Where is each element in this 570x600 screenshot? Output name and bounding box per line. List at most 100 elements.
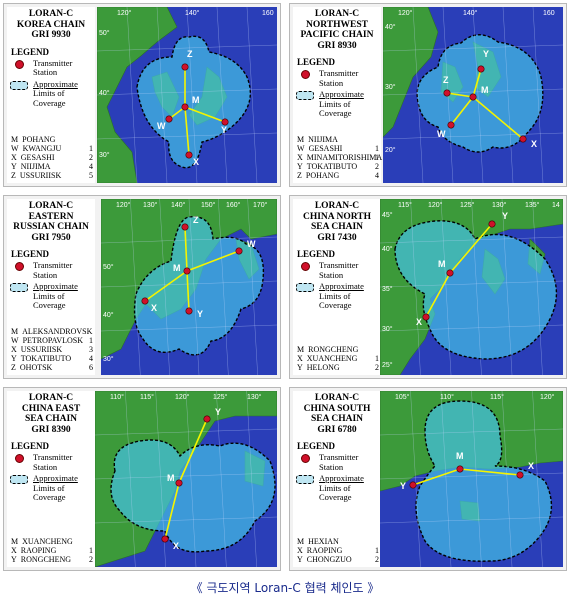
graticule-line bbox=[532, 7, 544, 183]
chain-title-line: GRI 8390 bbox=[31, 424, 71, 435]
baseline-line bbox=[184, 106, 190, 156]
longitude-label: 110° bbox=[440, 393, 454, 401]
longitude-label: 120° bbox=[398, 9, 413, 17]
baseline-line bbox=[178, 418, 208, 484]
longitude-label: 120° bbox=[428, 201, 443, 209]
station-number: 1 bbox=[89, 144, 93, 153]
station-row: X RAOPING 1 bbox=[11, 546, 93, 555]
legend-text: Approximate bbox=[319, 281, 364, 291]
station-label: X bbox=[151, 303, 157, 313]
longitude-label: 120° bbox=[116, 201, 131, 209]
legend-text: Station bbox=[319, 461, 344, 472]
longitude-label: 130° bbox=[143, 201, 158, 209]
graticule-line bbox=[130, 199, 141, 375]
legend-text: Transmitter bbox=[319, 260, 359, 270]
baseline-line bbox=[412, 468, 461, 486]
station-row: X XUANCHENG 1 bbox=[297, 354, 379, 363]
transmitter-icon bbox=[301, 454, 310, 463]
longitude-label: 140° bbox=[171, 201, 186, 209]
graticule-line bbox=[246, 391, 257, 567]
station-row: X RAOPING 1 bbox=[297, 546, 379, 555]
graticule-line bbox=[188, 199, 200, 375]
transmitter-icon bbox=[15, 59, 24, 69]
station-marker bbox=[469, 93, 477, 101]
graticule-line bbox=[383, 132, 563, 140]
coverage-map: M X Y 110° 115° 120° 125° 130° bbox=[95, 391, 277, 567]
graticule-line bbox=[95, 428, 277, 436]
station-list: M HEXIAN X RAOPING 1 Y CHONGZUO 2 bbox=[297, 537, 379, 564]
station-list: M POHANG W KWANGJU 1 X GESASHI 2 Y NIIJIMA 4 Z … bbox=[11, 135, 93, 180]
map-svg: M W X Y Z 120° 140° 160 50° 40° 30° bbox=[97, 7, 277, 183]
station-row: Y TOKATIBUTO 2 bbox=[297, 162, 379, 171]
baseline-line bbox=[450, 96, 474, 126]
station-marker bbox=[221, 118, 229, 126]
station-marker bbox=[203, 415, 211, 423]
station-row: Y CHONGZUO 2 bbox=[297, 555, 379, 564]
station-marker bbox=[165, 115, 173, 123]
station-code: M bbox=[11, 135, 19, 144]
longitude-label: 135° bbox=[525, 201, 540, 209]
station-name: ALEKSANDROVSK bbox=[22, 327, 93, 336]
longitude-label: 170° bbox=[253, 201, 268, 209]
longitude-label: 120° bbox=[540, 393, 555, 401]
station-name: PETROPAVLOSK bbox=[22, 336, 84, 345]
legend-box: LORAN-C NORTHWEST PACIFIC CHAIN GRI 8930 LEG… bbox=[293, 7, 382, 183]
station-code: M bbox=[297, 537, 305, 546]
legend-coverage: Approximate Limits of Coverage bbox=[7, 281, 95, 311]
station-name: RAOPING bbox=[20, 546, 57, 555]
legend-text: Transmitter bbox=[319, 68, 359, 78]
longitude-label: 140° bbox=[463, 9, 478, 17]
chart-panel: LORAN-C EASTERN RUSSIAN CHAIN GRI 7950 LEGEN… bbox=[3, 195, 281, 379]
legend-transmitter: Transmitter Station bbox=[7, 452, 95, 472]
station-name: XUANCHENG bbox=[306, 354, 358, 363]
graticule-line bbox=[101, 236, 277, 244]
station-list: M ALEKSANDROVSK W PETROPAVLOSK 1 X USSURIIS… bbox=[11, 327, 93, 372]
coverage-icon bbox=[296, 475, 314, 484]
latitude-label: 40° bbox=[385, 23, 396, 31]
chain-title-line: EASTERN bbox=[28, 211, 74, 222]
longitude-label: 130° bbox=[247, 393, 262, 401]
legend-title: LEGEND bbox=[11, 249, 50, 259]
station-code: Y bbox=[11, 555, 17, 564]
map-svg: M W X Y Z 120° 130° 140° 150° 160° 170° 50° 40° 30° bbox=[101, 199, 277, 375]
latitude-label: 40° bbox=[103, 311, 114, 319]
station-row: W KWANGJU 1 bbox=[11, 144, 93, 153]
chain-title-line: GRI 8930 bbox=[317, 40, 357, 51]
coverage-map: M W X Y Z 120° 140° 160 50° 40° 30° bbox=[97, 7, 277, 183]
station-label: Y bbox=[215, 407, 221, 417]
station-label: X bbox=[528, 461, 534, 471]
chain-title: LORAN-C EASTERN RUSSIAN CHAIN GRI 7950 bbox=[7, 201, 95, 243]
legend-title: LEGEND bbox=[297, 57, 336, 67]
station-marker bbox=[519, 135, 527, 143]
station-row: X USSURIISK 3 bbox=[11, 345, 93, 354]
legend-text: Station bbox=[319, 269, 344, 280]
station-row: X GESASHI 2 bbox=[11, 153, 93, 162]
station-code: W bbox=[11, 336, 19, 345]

◇ ◇ ◇ ◇

Written task -
Write out the lines above as a numbered list, skipping any blank lines and leaving out the pictures.

Final result -
1. Where is each element in this 570x600 screenshot? Output name and bounding box per line. List at most 100 elements.
2. graticule-line bbox=[532, 7, 544, 183]
3. chain-title-line: GRI 8390 bbox=[31, 424, 71, 435]
4. baseline-line bbox=[184, 106, 190, 156]
5. longitude-label: 110° bbox=[440, 393, 454, 401]
6. longitude-label: 120° bbox=[398, 9, 413, 17]
7. baseline-line bbox=[178, 418, 208, 484]
8. longitude-label: 120° bbox=[428, 201, 443, 209]
9. station-number: 1 bbox=[89, 144, 93, 153]
10. station-row: X RAOPING 1 bbox=[11, 546, 93, 555]
11. legend-text: Approximate bbox=[319, 281, 364, 291]
12. station-label: X bbox=[151, 303, 157, 313]
13. longitude-label: 120° bbox=[116, 201, 131, 209]
14. legend-text: Station bbox=[319, 461, 344, 472]
15. longitude-label: 130° bbox=[143, 201, 158, 209]
16. graticule-line bbox=[130, 199, 141, 375]
17. legend-text: Transmitter bbox=[319, 260, 359, 270]
18. baseline-line bbox=[412, 468, 461, 486]
19. station-row: X XUANCHENG 1 bbox=[297, 354, 379, 363]
20. transmitter-icon bbox=[301, 454, 310, 463]
21. longitude-label: 140° bbox=[171, 201, 186, 209]
22. graticule-line bbox=[246, 391, 257, 567]
23. station-row: X RAOPING 1 bbox=[297, 546, 379, 555]
24. graticule-line bbox=[188, 199, 200, 375]
25. transmitter-icon bbox=[15, 59, 24, 69]
26. station-marker bbox=[469, 93, 477, 101]
27. graticule-line bbox=[383, 132, 563, 140]
28. coverage-map: M X Y 110° 115° 120° 125° 130° bbox=[95, 391, 277, 567]
29. graticule-line bbox=[95, 428, 277, 436]
30. station-list: M HEXIAN X RAOPING 1 Y CHONGZUO 2 bbox=[297, 537, 379, 564]
31. station-list: M POHANG W KWANGJU 1 X GESASHI 2 Y NIIJIMA 4 Z … bbox=[11, 135, 93, 180]
32. map-svg: M W X Y Z 120° 140° 160 50° 40° 30° bbox=[97, 7, 277, 183]
33. station-row: Y TOKATIBUTO 2 bbox=[297, 162, 379, 171]
34. baseline-line bbox=[450, 96, 474, 126]
35. station-marker bbox=[221, 118, 229, 126]
36. station-marker bbox=[203, 415, 211, 423]
37. station-row: Y CHONGZUO 2 bbox=[297, 555, 379, 564]
38. station-marker bbox=[165, 115, 173, 123]
39. station-code: M bbox=[11, 135, 19, 144]
40. longitude-label: 135° bbox=[525, 201, 540, 209]
41. station-name: ALEKSANDROVSK bbox=[22, 327, 93, 336]
42. longitude-label: 170° bbox=[253, 201, 268, 209]
43. longitude-label: 120° bbox=[540, 393, 555, 401]
44. station-name: PETROPAVLOSK bbox=[22, 336, 84, 345]
45. legend-box: LORAN-C NORTHWEST PACIFIC CHAIN GRI 8930 LEG… bbox=[293, 7, 382, 183]
46. station-code: M bbox=[297, 537, 305, 546]
47. legend-coverage: Approximate Limits of Coverage bbox=[7, 281, 95, 311]
48. station-name: RAOPING bbox=[20, 546, 57, 555]
49. legend-text: Transmitter bbox=[319, 68, 359, 78]
50. longitude-label: 140° bbox=[463, 9, 478, 17]
51. chart-panel: LORAN-C EASTERN RUSSIAN CHAIN GRI 7950 LEGEN… bbox=[3, 195, 281, 379]
52. legend-transmitter: Transmitter Station bbox=[7, 452, 95, 472]
53. station-name: XUANCHENG bbox=[306, 354, 358, 363]
54. graticule-line bbox=[101, 236, 277, 244]
55. station-list: M ALEKSANDROVSK W PETROPAVLOSK 1 X USSURIIS… bbox=[11, 327, 93, 372]
56. coverage-icon bbox=[296, 475, 314, 484]
57. latitude-label: 40° bbox=[385, 23, 396, 31]
58. chain-title-line: EASTERN bbox=[28, 211, 74, 222]
59. longitude-label: 130° bbox=[247, 393, 262, 401]
60. legend-title: LEGEND bbox=[11, 249, 50, 259]
61. station-code: Y bbox=[11, 555, 17, 564]
62. map-svg: M W X Y Z 120° 130° 140° 150° 160° 170° 50° 40° 30° bbox=[101, 199, 277, 375]
63. latitude-label: 40° bbox=[103, 311, 114, 319]
64. station-row: W KWANGJU 1 bbox=[11, 144, 93, 153]
65. chain-title-line: GRI 8930 bbox=[317, 40, 357, 51]
66. coverage-map: M W X Y Z 120° 140° 160 50° 40° 30° bbox=[97, 7, 277, 183]
67. station-label: Y bbox=[215, 407, 221, 417]
68. station-label: X bbox=[528, 461, 534, 471]
69. chain-title: LORAN-C EASTERN RUSSIAN CHAIN GRI 7950 bbox=[7, 201, 95, 243]
70. legend-title: LEGEND bbox=[297, 57, 336, 67]
71. station-marker bbox=[519, 135, 527, 143]
72. station-row: X USSURIISK 3 bbox=[11, 345, 93, 354]
73. legend-text: Station bbox=[319, 269, 344, 280]
74. station-row: X GESASHI 2 bbox=[11, 153, 93, 162]
75. station-code: W bbox=[11, 336, 19, 345]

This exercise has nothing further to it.